## Work instruction
Here are some records. Print all of them exactly.

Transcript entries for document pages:
*-*-*

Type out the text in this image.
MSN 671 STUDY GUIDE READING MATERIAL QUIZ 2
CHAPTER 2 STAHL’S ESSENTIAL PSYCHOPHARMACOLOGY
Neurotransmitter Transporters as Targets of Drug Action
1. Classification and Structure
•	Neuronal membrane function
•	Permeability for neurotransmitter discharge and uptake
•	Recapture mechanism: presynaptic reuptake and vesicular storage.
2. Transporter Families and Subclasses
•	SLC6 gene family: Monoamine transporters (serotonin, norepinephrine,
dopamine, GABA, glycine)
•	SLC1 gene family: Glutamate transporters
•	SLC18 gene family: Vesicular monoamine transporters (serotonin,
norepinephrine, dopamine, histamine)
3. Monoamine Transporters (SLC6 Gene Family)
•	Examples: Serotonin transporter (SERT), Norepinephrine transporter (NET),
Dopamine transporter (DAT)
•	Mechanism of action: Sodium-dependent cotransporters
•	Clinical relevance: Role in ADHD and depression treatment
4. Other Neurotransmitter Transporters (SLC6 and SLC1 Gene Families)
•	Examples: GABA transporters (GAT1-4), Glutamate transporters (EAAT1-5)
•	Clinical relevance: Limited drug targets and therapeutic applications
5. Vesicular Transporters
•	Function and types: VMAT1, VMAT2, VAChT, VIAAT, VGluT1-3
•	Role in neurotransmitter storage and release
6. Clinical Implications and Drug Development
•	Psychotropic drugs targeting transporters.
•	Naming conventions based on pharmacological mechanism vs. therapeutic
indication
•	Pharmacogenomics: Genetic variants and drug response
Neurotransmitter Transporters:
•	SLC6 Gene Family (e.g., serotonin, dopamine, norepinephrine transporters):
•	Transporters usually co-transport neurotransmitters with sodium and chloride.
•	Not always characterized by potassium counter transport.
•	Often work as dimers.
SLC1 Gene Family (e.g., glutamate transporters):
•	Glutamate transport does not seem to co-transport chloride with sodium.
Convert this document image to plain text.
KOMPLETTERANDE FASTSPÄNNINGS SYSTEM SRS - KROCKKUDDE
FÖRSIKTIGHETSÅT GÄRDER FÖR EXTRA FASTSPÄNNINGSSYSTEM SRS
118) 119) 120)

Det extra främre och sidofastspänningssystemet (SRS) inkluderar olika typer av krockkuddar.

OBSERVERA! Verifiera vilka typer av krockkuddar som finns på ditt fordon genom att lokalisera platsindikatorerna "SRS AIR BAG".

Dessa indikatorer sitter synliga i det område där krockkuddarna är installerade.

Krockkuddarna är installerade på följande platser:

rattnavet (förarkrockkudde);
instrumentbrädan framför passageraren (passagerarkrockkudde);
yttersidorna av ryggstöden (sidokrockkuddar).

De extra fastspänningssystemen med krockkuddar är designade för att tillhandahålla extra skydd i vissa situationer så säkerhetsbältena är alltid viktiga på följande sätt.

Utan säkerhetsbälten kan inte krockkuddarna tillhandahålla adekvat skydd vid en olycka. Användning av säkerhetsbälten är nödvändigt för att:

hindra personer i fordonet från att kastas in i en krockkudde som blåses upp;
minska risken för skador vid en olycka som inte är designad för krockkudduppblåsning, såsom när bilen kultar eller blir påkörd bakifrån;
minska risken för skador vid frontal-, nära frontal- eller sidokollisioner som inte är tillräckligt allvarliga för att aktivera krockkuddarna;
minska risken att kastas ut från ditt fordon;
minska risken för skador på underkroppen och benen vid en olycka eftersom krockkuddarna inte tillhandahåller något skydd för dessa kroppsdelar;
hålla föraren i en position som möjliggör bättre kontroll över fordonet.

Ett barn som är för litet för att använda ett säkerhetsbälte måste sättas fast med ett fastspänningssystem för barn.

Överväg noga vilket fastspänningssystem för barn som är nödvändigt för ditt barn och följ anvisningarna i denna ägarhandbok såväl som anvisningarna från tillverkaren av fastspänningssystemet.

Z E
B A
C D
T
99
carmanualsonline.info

*-*-*

## Finished exercise
Type out the text in this image.
MSN 671 STUDY GUIDE READING MATERIAL QUIZ 2
CHAPTER 2 STAHL’S ESSENTIAL PSYCHOPHARMACOLOGY
Neurotransmitter Transporters as Targets of Drug Action
1. Classification and Structure
•	Neuronal membrane function
•	Permeability for neurotransmitter discharge and uptake
•	Recapture mechanism: presynaptic reuptake and vesicular storage.
2. Transporter Families and Subclasses
•	SLC6 gene family: Monoamine transporters (serotonin, norepinephrine,
dopamine, GABA, glycine)
•	SLC1 gene family: Glutamate transporters
•	SLC18 gene family: Vesicular monoamine transporters (serotonin,
norepinephrine, dopamine, histamine)
3. Monoamine Transporters (SLC6 Gene Family)
•	Examples: Serotonin transporter (SERT), Norepinephrine transporter (NET),
Dopamine transporter (DAT)
•	Mechanism of action: Sodium-dependent cotransporters
•	Clinical relevance: Role in ADHD and depression treatment
4. Other Neurotransmitter Transporters (SLC6 and SLC1 Gene Families)
•	Examples: GABA transporters (GAT1-4), Glutamate transporters (EAAT1-5)
•	Clinical relevance: Limited drug targets and therapeutic applications
5. Vesicular Transporters
•	Function and types: VMAT1, VMAT2, VAChT, VIAAT, VGluT1-3
•	Role in neurotransmitter storage and release
6. Clinical Implications and Drug Development
•	Psychotropic drugs targeting transporters.
•	Naming conventions based on pharmacological mechanism vs. therapeutic
indication
•	Pharmacogenomics: Genetic variants and drug response
Neurotransmitter Transporters:
•	SLC6 Gene Family (e.g., serotonin, dopamine, norepinephrine transporters):
•	Transporters usually co-transport neurotransmitters with sodium and chloride.
•	Not always characterized by potassium counter transport.
•	Often work as dimers.
SLC1 Gene Family (e.g., glutamate transporters):
•	Glutamate transport does not seem to co-transport chloride with sodium.
Convert this document image to plain text.
KOMPLETTERANDE FASTSPÄNNINGS SYSTEM SRS - KROCKKUDDE
FÖRSIKTIGHETSÅT GÄRDER FÖR EXTRA FASTSPÄNNINGSSYSTEM SRS
118) 119) 120)

Det extra främre och sidofastspänningssystemet (SRS) inkluderar olika typer av krockkuddar.

OBSERVERA! Verifiera vilka typer av krockkuddar som finns på ditt fordon genom att lokalisera platsindikatorerna "SRS AIR BAG".

Dessa indikatorer sitter synliga i det område där krockkuddarna är installerade.

Krockkuddarna är installerade på följande platser:

rattnavet (förarkrockkudde);
instrumentbrädan framför passageraren (passagerarkrockkudde);
yttersidorna av ryggstöden (sidokrockkuddar).

De extra fastspänningssystemen med krockkuddar är designade för att tillhandahålla extra skydd i vissa situationer så säkerhetsbältena är alltid viktiga på följande sätt.

Utan säkerhetsbälten kan inte krockkuddarna tillhandahålla adekvat skydd vid en olycka. Användning av säkerhetsbälten är nödvändigt för att:

hindra personer i fordonet från att kastas in i en krockkudde som blåses upp;
minska risken för skador vid en olycka som inte är designad för krockkudduppblåsning, såsom när bilen kultar eller blir påkörd bakifrån;
minska risken för skador vid frontal-, nära frontal- eller sidokollisioner som inte är tillräckligt allvarliga för att aktivera krockkuddarna;
minska risken att kastas ut från ditt fordon;
minska risken för skador på underkroppen och benen vid en olycka eftersom krockkuddarna inte tillhandahåller något skydd för dessa kroppsdelar;
hålla föraren i en position som möjliggör bättre kontroll över fordonet.

Ett barn som är för litet för att använda ett säkerhetsbälte måste sättas fast med ett fastspänningssystem för barn.

Överväg noga vilket fastspänningssystem för barn som är nödvändigt för ditt barn och följ anvisningarna i denna ägarhandbok såväl som anvisningarna från tillverkaren av fastspänningssystemet.

Z E
B A
C D
T
99
carmanualsonline.info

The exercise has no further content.